Dataset entries
■ ■ ■

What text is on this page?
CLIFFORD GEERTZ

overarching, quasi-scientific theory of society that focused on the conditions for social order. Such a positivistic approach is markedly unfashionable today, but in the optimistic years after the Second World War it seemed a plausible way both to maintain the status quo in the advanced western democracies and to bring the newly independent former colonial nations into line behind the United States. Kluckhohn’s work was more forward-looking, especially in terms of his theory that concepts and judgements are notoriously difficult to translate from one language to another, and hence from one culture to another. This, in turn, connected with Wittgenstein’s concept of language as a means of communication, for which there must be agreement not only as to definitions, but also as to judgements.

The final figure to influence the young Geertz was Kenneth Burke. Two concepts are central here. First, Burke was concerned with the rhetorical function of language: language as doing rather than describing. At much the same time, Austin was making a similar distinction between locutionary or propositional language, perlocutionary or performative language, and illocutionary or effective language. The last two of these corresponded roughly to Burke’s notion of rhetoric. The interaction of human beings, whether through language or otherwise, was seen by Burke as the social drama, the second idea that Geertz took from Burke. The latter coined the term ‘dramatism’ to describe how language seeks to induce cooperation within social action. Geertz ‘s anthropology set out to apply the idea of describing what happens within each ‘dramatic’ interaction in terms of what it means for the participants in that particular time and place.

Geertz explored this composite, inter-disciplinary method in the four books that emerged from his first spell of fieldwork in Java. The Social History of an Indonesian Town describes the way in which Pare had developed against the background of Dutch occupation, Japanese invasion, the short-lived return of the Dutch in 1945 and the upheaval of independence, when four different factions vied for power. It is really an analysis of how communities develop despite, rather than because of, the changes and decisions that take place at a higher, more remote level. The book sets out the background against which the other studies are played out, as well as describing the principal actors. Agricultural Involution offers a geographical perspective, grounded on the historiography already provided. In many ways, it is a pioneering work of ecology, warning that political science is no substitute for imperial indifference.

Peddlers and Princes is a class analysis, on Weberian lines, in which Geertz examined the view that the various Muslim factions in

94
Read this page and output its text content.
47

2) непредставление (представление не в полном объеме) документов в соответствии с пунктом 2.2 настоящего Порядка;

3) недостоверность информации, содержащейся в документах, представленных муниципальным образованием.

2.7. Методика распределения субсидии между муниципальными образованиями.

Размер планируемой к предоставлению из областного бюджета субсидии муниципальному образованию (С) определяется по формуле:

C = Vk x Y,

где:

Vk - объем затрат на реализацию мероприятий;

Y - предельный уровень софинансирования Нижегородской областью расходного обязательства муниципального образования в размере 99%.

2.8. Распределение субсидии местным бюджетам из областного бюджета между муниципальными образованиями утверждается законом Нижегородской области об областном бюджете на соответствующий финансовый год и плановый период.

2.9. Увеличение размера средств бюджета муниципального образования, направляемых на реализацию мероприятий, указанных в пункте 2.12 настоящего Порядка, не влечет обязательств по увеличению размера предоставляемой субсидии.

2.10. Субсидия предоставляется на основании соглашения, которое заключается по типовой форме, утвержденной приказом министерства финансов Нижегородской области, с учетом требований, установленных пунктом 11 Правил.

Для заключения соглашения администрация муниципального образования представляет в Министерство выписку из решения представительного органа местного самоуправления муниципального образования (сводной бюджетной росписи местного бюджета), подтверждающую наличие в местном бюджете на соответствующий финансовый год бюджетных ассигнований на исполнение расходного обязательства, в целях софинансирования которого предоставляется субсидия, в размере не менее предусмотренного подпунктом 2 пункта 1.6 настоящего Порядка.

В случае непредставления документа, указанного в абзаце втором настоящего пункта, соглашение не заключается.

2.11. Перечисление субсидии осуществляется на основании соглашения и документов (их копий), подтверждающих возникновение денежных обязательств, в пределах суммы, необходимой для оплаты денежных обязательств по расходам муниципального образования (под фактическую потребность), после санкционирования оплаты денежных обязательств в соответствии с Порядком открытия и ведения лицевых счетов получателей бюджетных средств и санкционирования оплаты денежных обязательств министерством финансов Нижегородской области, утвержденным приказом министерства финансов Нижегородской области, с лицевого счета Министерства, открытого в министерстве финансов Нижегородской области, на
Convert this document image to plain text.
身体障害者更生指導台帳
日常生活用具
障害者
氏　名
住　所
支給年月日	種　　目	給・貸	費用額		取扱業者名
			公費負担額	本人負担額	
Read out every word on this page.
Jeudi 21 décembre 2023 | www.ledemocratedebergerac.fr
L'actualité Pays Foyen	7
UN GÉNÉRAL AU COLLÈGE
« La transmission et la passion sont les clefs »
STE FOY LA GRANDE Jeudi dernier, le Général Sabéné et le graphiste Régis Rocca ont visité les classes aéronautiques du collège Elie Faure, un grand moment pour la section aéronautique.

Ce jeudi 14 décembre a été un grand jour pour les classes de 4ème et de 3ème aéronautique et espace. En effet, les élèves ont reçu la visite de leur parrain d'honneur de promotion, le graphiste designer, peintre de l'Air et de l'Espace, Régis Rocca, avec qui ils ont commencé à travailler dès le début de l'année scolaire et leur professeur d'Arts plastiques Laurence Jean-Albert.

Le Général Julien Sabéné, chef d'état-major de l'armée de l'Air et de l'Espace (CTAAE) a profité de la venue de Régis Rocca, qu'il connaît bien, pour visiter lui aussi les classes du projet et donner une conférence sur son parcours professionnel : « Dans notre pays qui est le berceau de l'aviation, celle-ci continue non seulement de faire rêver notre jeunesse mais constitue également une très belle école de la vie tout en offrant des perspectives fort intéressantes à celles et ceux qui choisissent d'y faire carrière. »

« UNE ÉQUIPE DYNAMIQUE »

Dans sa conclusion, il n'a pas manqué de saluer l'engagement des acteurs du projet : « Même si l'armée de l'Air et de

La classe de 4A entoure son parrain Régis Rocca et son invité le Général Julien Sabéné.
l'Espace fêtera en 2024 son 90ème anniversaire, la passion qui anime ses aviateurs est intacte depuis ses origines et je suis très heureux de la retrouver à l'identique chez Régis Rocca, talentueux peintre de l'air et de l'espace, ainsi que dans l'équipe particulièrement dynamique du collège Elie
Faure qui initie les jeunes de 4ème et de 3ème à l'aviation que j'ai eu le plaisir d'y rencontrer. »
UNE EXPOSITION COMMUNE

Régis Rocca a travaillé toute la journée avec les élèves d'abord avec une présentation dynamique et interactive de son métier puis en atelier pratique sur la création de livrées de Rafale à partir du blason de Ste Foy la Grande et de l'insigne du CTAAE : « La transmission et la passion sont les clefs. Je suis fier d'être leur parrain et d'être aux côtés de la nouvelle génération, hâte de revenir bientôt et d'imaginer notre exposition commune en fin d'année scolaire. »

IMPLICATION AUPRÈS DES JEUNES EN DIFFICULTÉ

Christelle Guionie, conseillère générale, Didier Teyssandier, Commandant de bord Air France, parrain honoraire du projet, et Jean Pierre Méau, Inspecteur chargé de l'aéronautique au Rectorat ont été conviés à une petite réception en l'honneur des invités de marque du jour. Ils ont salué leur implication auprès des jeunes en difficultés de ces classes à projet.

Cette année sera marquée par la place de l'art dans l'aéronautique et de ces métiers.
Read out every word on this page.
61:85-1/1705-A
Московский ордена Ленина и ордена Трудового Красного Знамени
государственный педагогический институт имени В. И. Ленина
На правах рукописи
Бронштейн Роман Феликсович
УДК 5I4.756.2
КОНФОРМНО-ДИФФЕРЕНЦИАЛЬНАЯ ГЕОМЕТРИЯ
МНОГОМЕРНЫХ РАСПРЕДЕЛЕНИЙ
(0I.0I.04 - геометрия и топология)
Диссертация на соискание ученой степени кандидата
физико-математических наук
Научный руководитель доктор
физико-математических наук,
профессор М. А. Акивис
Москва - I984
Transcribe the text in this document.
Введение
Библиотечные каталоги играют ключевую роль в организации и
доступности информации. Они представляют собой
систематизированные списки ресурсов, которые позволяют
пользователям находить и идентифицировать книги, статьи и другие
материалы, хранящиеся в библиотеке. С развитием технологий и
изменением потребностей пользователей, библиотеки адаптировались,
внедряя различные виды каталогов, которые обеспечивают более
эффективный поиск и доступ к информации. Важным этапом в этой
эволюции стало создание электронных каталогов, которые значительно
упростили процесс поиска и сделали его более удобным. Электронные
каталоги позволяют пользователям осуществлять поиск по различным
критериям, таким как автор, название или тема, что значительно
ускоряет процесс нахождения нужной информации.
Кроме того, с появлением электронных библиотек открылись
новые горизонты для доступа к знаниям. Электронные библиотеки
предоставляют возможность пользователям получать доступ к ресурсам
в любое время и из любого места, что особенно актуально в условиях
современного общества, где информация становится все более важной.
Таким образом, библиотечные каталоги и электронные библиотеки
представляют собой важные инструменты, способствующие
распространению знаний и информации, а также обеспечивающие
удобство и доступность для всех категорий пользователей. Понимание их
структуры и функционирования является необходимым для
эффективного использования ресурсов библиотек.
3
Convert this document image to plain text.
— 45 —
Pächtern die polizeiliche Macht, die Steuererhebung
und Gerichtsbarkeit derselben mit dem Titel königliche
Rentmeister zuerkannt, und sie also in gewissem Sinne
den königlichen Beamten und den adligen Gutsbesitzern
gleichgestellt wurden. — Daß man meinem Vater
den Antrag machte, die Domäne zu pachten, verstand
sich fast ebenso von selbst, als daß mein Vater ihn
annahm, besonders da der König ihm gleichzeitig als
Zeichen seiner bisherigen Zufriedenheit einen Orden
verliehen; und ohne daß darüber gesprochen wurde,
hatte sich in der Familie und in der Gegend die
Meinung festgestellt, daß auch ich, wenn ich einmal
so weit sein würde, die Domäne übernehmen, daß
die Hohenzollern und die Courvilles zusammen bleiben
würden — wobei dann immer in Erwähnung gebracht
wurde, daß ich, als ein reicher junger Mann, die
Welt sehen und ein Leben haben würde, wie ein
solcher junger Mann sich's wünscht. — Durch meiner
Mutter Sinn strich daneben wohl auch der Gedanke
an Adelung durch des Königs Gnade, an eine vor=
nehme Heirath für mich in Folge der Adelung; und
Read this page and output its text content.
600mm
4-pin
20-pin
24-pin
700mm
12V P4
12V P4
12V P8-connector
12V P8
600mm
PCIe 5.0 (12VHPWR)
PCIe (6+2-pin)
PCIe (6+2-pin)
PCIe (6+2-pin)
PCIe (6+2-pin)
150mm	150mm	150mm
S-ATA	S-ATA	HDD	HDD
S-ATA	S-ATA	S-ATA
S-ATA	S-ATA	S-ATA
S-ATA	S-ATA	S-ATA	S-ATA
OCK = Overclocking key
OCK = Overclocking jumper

■ ■ ■

TASK TO CARRY OUT:
Extract all lines of the records above that include "размере".

FULL SOLUTION:
Y - предельный уровень софинансирования Нижегородской областью расходного обязательства муниципального образования в размере 99%.
Для заключения соглашения администрация муниципального образования представляет в Министерство выписку из решения представительного органа местного самоуправления муниципального образования (сводной бюджетной росписи местного бюджета), подтверждающую наличие в местном бюджете на соответствующий финансовый год бюджетных ассигнований на исполнение расходного обязательства, в целях софинансирования которого предоставляется субсидия, в размере не менее предусмотренного подпунктом 2 пункта 1.6 настоящего Порядка.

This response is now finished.